=== EXERCISE GOAL ===
Output the data that follows exactly, line for line.

╔══

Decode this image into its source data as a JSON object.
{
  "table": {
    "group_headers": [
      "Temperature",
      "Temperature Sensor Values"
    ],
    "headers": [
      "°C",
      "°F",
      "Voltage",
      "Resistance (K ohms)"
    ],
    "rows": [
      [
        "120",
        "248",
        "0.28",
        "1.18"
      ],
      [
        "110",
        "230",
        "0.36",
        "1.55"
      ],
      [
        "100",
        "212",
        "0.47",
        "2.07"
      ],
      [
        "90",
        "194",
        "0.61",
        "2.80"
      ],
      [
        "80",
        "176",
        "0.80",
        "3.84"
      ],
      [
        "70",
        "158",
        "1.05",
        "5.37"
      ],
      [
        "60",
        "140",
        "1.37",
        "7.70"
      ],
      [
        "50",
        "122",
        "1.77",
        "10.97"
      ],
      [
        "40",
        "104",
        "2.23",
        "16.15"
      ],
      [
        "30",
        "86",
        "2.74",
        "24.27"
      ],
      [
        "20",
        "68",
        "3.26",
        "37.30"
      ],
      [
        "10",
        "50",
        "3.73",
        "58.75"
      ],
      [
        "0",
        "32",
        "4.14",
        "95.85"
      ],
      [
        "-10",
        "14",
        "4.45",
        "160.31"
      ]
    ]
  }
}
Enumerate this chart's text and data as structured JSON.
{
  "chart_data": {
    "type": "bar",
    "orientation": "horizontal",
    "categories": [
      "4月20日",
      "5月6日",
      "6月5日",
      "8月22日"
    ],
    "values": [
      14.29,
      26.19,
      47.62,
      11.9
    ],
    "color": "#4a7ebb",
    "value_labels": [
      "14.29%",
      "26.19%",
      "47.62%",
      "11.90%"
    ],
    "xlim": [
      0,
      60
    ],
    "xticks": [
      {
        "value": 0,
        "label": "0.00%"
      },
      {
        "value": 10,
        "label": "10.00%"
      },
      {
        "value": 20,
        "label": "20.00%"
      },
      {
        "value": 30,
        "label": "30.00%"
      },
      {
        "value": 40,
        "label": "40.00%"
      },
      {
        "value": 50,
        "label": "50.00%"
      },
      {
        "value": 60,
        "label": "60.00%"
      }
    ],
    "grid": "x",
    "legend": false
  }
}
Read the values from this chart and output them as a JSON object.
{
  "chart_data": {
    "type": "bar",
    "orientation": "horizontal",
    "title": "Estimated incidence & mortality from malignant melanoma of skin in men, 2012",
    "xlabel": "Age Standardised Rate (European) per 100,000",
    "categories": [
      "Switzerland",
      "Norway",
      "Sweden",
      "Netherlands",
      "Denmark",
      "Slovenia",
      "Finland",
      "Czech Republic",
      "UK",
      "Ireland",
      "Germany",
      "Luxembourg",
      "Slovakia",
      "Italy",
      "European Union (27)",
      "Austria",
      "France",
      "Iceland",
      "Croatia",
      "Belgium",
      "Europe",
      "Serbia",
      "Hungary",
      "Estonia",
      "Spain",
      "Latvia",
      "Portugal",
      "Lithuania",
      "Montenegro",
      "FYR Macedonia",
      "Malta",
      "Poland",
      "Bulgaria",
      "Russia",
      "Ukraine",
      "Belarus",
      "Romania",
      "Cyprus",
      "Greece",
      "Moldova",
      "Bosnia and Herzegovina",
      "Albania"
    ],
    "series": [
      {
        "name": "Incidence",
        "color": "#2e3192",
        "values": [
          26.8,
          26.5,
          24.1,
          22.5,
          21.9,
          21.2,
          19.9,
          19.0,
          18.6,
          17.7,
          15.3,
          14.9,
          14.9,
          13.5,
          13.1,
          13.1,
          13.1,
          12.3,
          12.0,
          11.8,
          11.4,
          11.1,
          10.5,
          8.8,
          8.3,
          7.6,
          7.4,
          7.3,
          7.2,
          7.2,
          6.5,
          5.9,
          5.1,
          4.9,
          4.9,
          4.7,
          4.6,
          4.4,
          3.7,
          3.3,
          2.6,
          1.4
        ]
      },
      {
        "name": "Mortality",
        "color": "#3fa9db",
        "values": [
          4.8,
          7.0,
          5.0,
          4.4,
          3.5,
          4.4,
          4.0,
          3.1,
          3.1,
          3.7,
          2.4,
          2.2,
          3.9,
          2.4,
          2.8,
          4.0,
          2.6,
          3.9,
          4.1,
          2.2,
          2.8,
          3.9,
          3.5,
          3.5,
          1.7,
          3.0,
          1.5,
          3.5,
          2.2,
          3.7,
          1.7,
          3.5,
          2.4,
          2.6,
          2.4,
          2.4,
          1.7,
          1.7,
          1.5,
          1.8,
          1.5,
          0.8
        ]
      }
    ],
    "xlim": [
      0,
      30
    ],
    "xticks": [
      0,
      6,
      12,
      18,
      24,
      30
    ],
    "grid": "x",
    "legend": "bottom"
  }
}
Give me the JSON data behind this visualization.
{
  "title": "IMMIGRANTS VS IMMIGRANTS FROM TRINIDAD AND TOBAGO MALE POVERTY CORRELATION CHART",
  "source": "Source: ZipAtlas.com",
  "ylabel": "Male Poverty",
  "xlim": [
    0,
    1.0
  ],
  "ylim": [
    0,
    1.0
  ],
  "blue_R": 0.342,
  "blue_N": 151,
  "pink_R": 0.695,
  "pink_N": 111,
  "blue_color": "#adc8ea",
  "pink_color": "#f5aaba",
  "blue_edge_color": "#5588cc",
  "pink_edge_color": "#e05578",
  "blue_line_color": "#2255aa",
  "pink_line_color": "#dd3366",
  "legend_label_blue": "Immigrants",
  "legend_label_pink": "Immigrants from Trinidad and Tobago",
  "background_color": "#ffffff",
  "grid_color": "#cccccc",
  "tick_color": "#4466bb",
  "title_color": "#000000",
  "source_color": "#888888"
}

╚══

=== EXERCISE RESULT ===
Decode this image into its source data as a JSON object.
{
  "table": {
    "group_headers": [
      "Temperature",
      "Temperature Sensor Values"
    ],
    "headers": [
      "°C",
      "°F",
      "Voltage",
      "Resistance (K ohms)"
    ],
    "rows": [
      [
        "120",
        "248",
        "0.28",
        "1.18"
      ],
      [
        "110",
        "230",
        "0.36",
        "1.55"
      ],
      [
        "100",
        "212",
        "0.47",
        "2.07"
      ],
      [
        "90",
        "194",
        "0.61",
        "2.80"
      ],
      [
        "80",
        "176",
        "0.80",
        "3.84"
      ],
      [
        "70",
        "158",
        "1.05",
        "5.37"
      ],
      [
        "60",
        "140",
        "1.37",
        "7.70"
      ],
      [
        "50",
        "122",
        "1.77",
        "10.97"
      ],
      [
        "40",
        "104",
        "2.23",
        "16.15"
      ],
      [
        "30",
        "86",
        "2.74",
        "24.27"
      ],
      [
        "20",
        "68",
        "3.26",
        "37.30"
      ],
      [
        "10",
        "50",
        "3.73",
        "58.75"
      ],
      [
        "0",
        "32",
        "4.14",
        "95.85"
      ],
      [
        "-10",
        "14",
        "4.45",
        "160.31"
      ]
    ]
  }
}
Enumerate this chart's text and data as structured JSON.
{
  "chart_data": {
    "type": "bar",
    "orientation": "horizontal",
    "categories": [
      "4月20日",
      "5月6日",
      "6月5日",
      "8月22日"
    ],
    "values": [
      14.29,
      26.19,
      47.62,
      11.9
    ],
    "color": "#4a7ebb",
    "value_labels": [
      "14.29%",
      "26.19%",
      "47.62%",
      "11.90%"
    ],
    "xlim": [
      0,
      60
    ],
    "xticks": [
      {
        "value": 0,
        "label": "0.00%"
      },
      {
        "value": 10,
        "label": "10.00%"
      },
      {
        "value": 20,
        "label": "20.00%"
      },
      {
        "value": 30,
        "label": "30.00%"
      },
      {
        "value": 40,
        "label": "40.00%"
      },
      {
        "value": 50,
        "label": "50.00%"
      },
      {
        "value": 60,
        "label": "60.00%"
      }
    ],
    "grid": "x",
    "legend": false
  }
}
Read the values from this chart and output them as a JSON object.
{
  "chart_data": {
    "type": "bar",
    "orientation": "horizontal",
    "title": "Estimated incidence & mortality from malignant melanoma of skin in men, 2012",
    "xlabel": "Age Standardised Rate (European) per 100,000",
    "categories": [
      "Switzerland",
      "Norway",
      "Sweden",
      "Netherlands",
      "Denmark",
      "Slovenia",
      "Finland",
      "Czech Republic",
      "UK",
      "Ireland",
      "Germany",
      "Luxembourg",
      "Slovakia",
      "Italy",
      "European Union (27)",
      "Austria",
      "France",
      "Iceland",
      "Croatia",
      "Belgium",
      "Europe",
      "Serbia",
      "Hungary",
      "Estonia",
      "Spain",
      "Latvia",
      "Portugal",
      "Lithuania",
      "Montenegro",
      "FYR Macedonia",
      "Malta",
      "Poland",
      "Bulgaria",
      "Russia",
      "Ukraine",
      "Belarus",
      "Romania",
      "Cyprus",
      "Greece",
      "Moldova",
      "Bosnia and Herzegovina",
      "Albania"
    ],
    "series": [
      {
        "name": "Incidence",
        "color": "#2e3192",
        "values": [
          26.8,
          26.5,
          24.1,
          22.5,
          21.9,
          21.2,
          19.9,
          19.0,
          18.6,
          17.7,
          15.3,
          14.9,
          14.9,
          13.5,
          13.1,
          13.1,
          13.1,
          12.3,
          12.0,
          11.8,
          11.4,
          11.1,
          10.5,
          8.8,
          8.3,
          7.6,
          7.4,
          7.3,
          7.2,
          7.2,
          6.5,
          5.9,
          5.1,
          4.9,
          4.9,
          4.7,
          4.6,
          4.4,
          3.7,
          3.3,
          2.6,
          1.4
        ]
      },
      {
        "name": "Mortality",
        "color": "#3fa9db",
        "values": [
          4.8,
          7.0,
          5.0,
          4.4,
          3.5,
          4.4,
          4.0,
          3.1,
          3.1,
          3.7,
          2.4,
          2.2,
          3.9,
          2.4,
          2.8,
          4.0,
          2.6,
          3.9,
          4.1,
          2.2,
          2.8,
          3.9,
          3.5,
          3.5,
          1.7,
          3.0,
          1.5,
          3.5,
          2.2,
          3.7,
          1.7,
          3.5,
          2.4,
          2.6,
          2.4,
          2.4,
          1.7,
          1.7,
          1.5,
          1.8,
          1.5,
          0.8
        ]
      }
    ],
    "xlim": [
      0,
      30
    ],
    "xticks": [
      0,
      6,
      12,
      18,
      24,
      30
    ],
    "grid": "x",
    "legend": "bottom"
  }
}
Give me the JSON data behind this visualization.
{
  "title": "IMMIGRANTS VS IMMIGRANTS FROM TRINIDAD AND TOBAGO MALE POVERTY CORRELATION CHART",
  "source": "Source: ZipAtlas.com",
  "ylabel": "Male Poverty",
  "xlim": [
    0,
    1.0
  ],
  "ylim": [
    0,
    1.0
  ],
  "blue_R": 0.342,
  "blue_N": 151,
  "pink_R": 0.695,
  "pink_N": 111,
  "blue_color": "#adc8ea",
  "pink_color": "#f5aaba",
  "blue_edge_color": "#5588cc",
  "pink_edge_color": "#e05578",
  "blue_line_color": "#2255aa",
  "pink_line_color": "#dd3366",
  "legend_label_blue": "Immigrants",
  "legend_label_pink": "Immigrants from Trinidad and Tobago",
  "background_color": "#ffffff",
  "grid_color": "#cccccc",
  "tick_color": "#4466bb",
  "title_color": "#000000",
  "source_color": "#888888"
}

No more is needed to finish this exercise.